* [Instructions to follow]: State the number of lines in the material below that have "partir" in them, without any other text.

.....

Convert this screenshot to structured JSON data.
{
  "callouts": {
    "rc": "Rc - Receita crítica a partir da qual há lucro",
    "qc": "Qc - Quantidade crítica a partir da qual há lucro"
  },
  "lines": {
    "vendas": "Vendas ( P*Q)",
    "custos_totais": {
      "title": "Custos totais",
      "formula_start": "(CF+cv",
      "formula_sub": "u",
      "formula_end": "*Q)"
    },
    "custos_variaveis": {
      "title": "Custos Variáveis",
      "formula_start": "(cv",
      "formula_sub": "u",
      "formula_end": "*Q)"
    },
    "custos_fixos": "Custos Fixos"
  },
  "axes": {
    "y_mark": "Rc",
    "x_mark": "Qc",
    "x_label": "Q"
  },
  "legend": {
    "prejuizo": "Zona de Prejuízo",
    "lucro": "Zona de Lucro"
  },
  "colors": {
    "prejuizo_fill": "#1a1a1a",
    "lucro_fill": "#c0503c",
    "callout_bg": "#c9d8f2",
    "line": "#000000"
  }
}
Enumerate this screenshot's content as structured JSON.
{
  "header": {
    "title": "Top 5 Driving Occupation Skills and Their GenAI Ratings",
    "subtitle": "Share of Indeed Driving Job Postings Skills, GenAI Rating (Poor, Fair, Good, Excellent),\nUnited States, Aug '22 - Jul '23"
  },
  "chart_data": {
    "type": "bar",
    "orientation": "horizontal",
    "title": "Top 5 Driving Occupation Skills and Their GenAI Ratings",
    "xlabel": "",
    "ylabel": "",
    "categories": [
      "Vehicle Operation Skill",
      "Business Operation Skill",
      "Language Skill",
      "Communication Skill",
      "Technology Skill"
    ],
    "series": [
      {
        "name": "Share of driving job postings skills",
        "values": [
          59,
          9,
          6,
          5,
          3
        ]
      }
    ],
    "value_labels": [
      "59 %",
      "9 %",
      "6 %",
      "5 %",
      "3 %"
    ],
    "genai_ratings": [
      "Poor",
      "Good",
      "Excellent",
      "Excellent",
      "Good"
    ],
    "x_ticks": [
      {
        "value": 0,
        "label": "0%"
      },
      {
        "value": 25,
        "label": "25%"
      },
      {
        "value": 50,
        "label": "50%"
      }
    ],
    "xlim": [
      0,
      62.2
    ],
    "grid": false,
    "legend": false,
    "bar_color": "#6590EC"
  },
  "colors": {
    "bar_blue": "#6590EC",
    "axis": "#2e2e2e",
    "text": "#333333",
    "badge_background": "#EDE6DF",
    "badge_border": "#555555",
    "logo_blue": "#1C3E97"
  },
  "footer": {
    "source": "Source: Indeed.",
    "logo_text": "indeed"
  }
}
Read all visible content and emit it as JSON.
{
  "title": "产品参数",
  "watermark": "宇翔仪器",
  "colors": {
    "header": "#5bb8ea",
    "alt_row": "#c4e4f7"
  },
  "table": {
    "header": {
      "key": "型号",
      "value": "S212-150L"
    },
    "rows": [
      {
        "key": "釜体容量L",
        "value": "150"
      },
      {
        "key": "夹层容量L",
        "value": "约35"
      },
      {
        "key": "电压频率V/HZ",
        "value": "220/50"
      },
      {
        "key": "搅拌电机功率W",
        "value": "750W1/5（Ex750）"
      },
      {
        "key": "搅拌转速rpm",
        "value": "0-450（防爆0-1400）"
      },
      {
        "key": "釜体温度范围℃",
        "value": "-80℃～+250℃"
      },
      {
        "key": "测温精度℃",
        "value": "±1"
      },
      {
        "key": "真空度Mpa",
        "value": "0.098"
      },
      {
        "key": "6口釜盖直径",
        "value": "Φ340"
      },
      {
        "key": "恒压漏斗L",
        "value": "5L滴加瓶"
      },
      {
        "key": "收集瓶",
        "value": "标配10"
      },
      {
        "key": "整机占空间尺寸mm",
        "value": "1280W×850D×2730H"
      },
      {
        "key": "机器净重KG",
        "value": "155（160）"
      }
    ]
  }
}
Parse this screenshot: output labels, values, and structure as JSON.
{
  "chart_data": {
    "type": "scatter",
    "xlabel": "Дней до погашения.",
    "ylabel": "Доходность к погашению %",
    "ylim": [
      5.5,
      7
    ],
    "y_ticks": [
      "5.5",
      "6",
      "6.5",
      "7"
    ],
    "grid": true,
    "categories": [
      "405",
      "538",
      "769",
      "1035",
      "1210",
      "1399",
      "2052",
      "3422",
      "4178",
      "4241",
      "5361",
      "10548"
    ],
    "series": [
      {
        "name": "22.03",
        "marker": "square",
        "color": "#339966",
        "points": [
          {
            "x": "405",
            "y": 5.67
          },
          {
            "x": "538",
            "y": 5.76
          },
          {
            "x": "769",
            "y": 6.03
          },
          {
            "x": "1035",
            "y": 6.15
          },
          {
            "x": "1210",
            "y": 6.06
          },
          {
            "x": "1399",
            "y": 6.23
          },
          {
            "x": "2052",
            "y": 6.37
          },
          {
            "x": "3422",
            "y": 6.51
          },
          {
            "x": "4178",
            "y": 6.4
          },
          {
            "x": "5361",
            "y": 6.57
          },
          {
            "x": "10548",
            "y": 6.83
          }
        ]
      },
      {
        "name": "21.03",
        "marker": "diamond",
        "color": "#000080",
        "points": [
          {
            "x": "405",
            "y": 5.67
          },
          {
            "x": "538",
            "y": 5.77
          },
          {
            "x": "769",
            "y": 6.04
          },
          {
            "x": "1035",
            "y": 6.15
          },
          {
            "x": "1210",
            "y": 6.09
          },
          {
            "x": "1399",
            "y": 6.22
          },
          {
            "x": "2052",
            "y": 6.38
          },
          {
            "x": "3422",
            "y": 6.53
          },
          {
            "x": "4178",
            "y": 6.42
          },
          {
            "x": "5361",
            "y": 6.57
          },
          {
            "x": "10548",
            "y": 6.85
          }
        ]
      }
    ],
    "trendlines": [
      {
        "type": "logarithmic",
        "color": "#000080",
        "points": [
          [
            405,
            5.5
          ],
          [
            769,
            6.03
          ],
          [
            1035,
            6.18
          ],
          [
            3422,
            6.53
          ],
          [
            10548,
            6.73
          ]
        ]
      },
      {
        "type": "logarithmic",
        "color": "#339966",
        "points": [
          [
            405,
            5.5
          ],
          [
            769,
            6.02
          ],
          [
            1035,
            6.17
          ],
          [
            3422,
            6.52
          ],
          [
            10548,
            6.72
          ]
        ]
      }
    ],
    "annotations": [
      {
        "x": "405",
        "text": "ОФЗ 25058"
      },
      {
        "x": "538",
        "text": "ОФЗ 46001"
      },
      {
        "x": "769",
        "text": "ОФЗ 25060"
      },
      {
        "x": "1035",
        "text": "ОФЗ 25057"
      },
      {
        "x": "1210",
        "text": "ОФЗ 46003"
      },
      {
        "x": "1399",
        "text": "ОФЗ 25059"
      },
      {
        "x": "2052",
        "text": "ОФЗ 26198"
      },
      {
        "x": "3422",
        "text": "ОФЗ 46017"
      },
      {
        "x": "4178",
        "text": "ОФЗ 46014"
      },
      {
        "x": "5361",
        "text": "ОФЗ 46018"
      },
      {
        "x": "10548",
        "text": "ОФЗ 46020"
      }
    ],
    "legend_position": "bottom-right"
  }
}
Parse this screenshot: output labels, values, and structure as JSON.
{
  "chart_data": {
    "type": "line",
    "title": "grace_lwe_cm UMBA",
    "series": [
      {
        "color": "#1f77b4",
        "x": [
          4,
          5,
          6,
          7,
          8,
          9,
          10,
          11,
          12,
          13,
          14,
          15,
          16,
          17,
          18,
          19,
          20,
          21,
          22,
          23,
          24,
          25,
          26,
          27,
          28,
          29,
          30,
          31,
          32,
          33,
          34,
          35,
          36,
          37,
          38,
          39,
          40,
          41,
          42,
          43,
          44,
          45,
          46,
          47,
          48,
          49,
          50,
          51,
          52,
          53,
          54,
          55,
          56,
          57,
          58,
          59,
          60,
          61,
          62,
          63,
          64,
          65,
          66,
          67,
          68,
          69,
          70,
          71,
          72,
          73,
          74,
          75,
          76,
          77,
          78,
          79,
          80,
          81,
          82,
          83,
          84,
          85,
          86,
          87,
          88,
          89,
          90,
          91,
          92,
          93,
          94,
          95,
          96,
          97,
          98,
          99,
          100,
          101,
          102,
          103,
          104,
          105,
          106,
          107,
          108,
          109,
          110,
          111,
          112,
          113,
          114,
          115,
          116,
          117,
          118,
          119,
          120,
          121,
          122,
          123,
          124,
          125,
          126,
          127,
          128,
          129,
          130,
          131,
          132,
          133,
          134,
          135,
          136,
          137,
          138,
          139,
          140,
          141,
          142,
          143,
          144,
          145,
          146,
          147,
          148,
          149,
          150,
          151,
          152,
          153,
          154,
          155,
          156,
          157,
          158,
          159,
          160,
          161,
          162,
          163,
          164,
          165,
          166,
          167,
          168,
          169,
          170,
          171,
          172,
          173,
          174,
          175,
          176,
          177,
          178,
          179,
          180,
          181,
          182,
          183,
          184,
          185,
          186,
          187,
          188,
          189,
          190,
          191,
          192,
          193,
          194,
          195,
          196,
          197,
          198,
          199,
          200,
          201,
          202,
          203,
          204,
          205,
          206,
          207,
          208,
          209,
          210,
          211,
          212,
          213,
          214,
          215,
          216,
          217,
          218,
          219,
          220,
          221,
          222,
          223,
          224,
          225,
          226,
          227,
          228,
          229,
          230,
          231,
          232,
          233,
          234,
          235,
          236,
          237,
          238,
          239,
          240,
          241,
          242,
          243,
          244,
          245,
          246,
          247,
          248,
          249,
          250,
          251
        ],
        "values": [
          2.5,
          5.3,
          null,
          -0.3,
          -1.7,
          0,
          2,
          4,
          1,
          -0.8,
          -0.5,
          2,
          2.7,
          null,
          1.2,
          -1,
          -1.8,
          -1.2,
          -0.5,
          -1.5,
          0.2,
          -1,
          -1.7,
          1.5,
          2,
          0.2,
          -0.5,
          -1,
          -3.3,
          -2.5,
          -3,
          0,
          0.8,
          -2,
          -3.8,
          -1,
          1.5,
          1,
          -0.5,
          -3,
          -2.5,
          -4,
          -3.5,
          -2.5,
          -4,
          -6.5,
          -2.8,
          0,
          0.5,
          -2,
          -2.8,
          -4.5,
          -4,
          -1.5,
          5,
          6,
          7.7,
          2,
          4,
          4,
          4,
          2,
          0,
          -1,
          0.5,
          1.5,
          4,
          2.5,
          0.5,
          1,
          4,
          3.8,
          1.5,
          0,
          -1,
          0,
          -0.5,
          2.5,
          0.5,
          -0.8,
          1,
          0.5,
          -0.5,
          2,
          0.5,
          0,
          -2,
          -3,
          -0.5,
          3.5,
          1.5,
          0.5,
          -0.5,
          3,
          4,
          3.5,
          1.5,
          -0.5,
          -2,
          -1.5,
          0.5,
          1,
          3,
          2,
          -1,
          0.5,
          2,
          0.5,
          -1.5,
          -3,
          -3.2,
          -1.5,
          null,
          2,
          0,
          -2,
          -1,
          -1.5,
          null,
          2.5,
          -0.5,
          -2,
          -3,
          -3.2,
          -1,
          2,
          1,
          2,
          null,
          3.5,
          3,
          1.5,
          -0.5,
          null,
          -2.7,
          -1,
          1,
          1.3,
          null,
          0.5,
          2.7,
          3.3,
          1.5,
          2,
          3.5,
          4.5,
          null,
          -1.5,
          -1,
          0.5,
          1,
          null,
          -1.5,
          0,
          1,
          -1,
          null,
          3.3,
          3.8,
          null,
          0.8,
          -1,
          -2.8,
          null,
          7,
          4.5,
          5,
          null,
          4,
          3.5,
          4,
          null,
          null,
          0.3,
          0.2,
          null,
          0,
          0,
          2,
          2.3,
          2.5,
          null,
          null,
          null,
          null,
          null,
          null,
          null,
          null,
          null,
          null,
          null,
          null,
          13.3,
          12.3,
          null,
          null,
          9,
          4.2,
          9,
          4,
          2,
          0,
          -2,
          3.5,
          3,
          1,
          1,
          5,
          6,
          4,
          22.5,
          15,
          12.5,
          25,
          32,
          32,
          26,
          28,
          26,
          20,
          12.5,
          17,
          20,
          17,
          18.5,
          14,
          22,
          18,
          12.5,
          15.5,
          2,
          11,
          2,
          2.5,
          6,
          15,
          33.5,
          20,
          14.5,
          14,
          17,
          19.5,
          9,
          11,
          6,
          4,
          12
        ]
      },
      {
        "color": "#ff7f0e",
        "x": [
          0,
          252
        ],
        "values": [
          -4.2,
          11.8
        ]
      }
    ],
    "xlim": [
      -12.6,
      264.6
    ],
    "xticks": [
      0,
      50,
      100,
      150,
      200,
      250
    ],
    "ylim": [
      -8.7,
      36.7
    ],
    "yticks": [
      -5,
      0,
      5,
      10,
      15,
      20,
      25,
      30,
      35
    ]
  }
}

.....

* [Problem solution]: 2